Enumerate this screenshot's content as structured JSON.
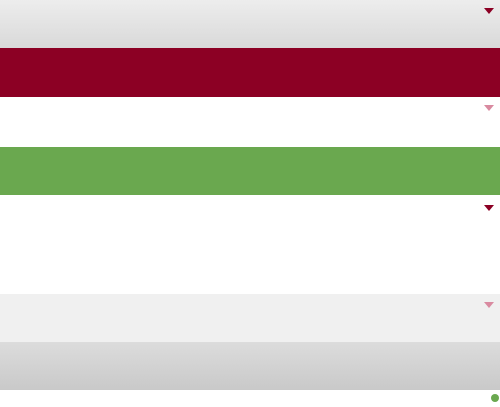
{
  "colors": {
    "accent": "#8c0024",
    "accent_light": "#d98aa0",
    "green": "#6aa84f",
    "gray_band": "#d9d9d9"
  },
  "icons": {
    "dropdown": "chevron-down-icon",
    "status": "status-dot-icon"
  }
}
◆ ◆ ◆
● **EXERCISE**:
Retype the listing exactly. Pictures do not belong in the copy.

● **CORRECT RESULT**:
Enumerate this screenshot's content as structured JSON.
{
  "colors": {
    "accent": "#8c0024",
    "accent_light": "#d98aa0",
    "green": "#6aa84f",
    "gray_band": "#d9d9d9"
  },
  "icons": {
    "dropdown": "chevron-down-icon",
    "status": "status-dot-icon"
  }
}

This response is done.